### STATED TASK:
Reproduce each line of the listing exactly.

(Collected data entries)
>> BEGIN
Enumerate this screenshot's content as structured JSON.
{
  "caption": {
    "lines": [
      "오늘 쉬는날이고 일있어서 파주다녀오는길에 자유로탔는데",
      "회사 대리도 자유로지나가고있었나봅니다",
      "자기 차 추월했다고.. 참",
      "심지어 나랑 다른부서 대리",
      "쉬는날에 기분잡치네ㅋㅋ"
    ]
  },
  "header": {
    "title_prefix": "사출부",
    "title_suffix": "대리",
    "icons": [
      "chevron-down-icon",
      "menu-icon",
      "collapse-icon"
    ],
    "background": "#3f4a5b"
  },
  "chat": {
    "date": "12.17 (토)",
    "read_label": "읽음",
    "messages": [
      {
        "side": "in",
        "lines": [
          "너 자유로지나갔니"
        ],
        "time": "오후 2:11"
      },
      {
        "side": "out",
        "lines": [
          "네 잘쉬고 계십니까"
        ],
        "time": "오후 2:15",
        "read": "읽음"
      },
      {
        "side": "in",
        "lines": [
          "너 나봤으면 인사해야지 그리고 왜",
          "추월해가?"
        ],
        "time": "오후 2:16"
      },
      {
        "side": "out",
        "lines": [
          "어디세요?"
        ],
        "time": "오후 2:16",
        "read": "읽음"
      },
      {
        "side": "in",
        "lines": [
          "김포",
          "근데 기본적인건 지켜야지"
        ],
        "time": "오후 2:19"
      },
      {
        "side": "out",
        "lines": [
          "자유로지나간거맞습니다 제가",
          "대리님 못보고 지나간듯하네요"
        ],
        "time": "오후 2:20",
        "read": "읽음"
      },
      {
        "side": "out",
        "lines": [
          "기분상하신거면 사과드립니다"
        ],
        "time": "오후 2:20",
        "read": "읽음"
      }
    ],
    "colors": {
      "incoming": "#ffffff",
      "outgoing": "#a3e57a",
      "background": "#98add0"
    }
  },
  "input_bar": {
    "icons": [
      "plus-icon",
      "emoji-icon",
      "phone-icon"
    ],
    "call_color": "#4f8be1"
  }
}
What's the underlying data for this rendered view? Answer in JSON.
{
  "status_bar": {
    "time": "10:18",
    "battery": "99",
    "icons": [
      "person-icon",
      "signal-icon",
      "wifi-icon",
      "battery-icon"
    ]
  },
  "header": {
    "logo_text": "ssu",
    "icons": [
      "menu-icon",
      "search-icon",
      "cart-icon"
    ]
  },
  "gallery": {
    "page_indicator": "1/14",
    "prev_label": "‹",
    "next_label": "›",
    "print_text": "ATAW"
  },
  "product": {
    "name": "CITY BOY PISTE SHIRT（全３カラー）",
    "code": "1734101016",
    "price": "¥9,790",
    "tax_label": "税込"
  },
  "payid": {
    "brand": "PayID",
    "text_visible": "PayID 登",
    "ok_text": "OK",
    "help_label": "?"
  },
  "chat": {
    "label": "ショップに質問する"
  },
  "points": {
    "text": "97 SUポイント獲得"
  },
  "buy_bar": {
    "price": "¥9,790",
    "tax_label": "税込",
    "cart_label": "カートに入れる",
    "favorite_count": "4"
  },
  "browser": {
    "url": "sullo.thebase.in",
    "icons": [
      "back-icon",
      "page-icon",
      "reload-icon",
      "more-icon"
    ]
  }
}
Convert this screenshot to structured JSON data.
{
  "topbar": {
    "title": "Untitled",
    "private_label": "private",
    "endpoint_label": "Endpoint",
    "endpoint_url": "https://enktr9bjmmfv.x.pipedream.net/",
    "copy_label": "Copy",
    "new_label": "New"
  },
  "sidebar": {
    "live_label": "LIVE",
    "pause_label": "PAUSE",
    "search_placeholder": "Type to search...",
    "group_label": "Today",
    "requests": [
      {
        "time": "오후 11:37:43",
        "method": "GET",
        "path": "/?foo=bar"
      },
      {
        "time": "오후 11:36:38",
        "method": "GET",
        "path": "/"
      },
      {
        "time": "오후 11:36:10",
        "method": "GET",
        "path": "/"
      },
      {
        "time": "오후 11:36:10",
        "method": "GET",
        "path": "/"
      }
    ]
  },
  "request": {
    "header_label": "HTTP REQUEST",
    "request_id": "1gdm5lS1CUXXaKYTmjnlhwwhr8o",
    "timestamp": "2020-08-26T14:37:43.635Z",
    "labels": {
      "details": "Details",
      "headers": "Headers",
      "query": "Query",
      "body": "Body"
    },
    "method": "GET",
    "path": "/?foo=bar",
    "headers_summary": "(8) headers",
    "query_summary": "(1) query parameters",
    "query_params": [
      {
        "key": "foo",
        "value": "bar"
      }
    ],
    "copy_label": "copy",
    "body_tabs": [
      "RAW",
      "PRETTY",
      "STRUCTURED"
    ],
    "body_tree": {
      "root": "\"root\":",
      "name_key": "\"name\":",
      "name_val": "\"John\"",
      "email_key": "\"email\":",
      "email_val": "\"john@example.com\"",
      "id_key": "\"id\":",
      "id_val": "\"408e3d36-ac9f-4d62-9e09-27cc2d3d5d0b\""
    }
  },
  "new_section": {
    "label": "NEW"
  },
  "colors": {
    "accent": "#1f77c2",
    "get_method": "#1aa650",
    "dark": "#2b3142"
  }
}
>> END
### TASK ANSWER:
Enumerate this screenshot's content as structured JSON.
{
  "caption": {
    "lines": [
      "오늘 쉬는날이고 일있어서 파주다녀오는길에 자유로탔는데",
      "회사 대리도 자유로지나가고있었나봅니다",
      "자기 차 추월했다고.. 참",
      "심지어 나랑 다른부서 대리",
      "쉬는날에 기분잡치네ㅋㅋ"
    ]
  },
  "header": {
    "title_prefix": "사출부",
    "title_suffix": "대리",
    "icons": [
      "chevron-down-icon",
      "menu-icon",
      "collapse-icon"
    ],
    "background": "#3f4a5b"
  },
  "chat": {
    "date": "12.17 (토)",
    "read_label": "읽음",
    "messages": [
      {
        "side": "in",
        "lines": [
          "너 자유로지나갔니"
        ],
        "time": "오후 2:11"
      },
      {
        "side": "out",
        "lines": [
          "네 잘쉬고 계십니까"
        ],
        "time": "오후 2:15",
        "read": "읽음"
      },
      {
        "side": "in",
        "lines": [
          "너 나봤으면 인사해야지 그리고 왜",
          "추월해가?"
        ],
        "time": "오후 2:16"
      },
      {
        "side": "out",
        "lines": [
          "어디세요?"
        ],
        "time": "오후 2:16",
        "read": "읽음"
      },
      {
        "side": "in",
        "lines": [
          "김포",
          "근데 기본적인건 지켜야지"
        ],
        "time": "오후 2:19"
      },
      {
        "side": "out",
        "lines": [
          "자유로지나간거맞습니다 제가",
          "대리님 못보고 지나간듯하네요"
        ],
        "time": "오후 2:20",
        "read": "읽음"
      },
      {
        "side": "out",
        "lines": [
          "기분상하신거면 사과드립니다"
        ],
        "time": "오후 2:20",
        "read": "읽음"
      }
    ],
    "colors": {
      "incoming": "#ffffff",
      "outgoing": "#a3e57a",
      "background": "#98add0"
    }
  },
  "input_bar": {
    "icons": [
      "plus-icon",
      "emoji-icon",
      "phone-icon"
    ],
    "call_color": "#4f8be1"
  }
}
What's the underlying data for this rendered view? Answer in JSON.
{
  "status_bar": {
    "time": "10:18",
    "battery": "99",
    "icons": [
      "person-icon",
      "signal-icon",
      "wifi-icon",
      "battery-icon"
    ]
  },
  "header": {
    "logo_text": "ssu",
    "icons": [
      "menu-icon",
      "search-icon",
      "cart-icon"
    ]
  },
  "gallery": {
    "page_indicator": "1/14",
    "prev_label": "‹",
    "next_label": "›",
    "print_text": "ATAW"
  },
  "product": {
    "name": "CITY BOY PISTE SHIRT（全３カラー）",
    "code": "1734101016",
    "price": "¥9,790",
    "tax_label": "税込"
  },
  "payid": {
    "brand": "PayID",
    "text_visible": "PayID 登",
    "ok_text": "OK",
    "help_label": "?"
  },
  "chat": {
    "label": "ショップに質問する"
  },
  "points": {
    "text": "97 SUポイント獲得"
  },
  "buy_bar": {
    "price": "¥9,790",
    "tax_label": "税込",
    "cart_label": "カートに入れる",
    "favorite_count": "4"
  },
  "browser": {
    "url": "sullo.thebase.in",
    "icons": [
      "back-icon",
      "page-icon",
      "reload-icon",
      "more-icon"
    ]
  }
}
Convert this screenshot to structured JSON data.
{
  "topbar": {
    "title": "Untitled",
    "private_label": "private",
    "endpoint_label": "Endpoint",
    "endpoint_url": "https://enktr9bjmmfv.x.pipedream.net/",
    "copy_label": "Copy",
    "new_label": "New"
  },
  "sidebar": {
    "live_label": "LIVE",
    "pause_label": "PAUSE",
    "search_placeholder": "Type to search...",
    "group_label": "Today",
    "requests": [
      {
        "time": "오후 11:37:43",
        "method": "GET",
        "path": "/?foo=bar"
      },
      {
        "time": "오후 11:36:38",
        "method": "GET",
        "path": "/"
      },
      {
        "time": "오후 11:36:10",
        "method": "GET",
        "path": "/"
      },
      {
        "time": "오후 11:36:10",
        "method": "GET",
        "path": "/"
      }
    ]
  },
  "request": {
    "header_label": "HTTP REQUEST",
    "request_id": "1gdm5lS1CUXXaKYTmjnlhwwhr8o",
    "timestamp": "2020-08-26T14:37:43.635Z",
    "labels": {
      "details": "Details",
      "headers": "Headers",
      "query": "Query",
      "body": "Body"
    },
    "method": "GET",
    "path": "/?foo=bar",
    "headers_summary": "(8) headers",
    "query_summary": "(1) query parameters",
    "query_params": [
      {
        "key": "foo",
        "value": "bar"
      }
    ],
    "copy_label": "copy",
    "body_tabs": [
      "RAW",
      "PRETTY",
      "STRUCTURED"
    ],
    "body_tree": {
      "root": "\"root\":",
      "name_key": "\"name\":",
      "name_val": "\"John\"",
      "email_key": "\"email\":",
      "email_val": "\"john@example.com\"",
      "id_key": "\"id\":",
      "id_val": "\"408e3d36-ac9f-4d62-9e09-27cc2d3d5d0b\""
    }
  },
  "new_section": {
    "label": "NEW"
  },
  "colors": {
    "accent": "#1f77c2",
    "get_method": "#1aa650",
    "dark": "#2b3142"
  }
}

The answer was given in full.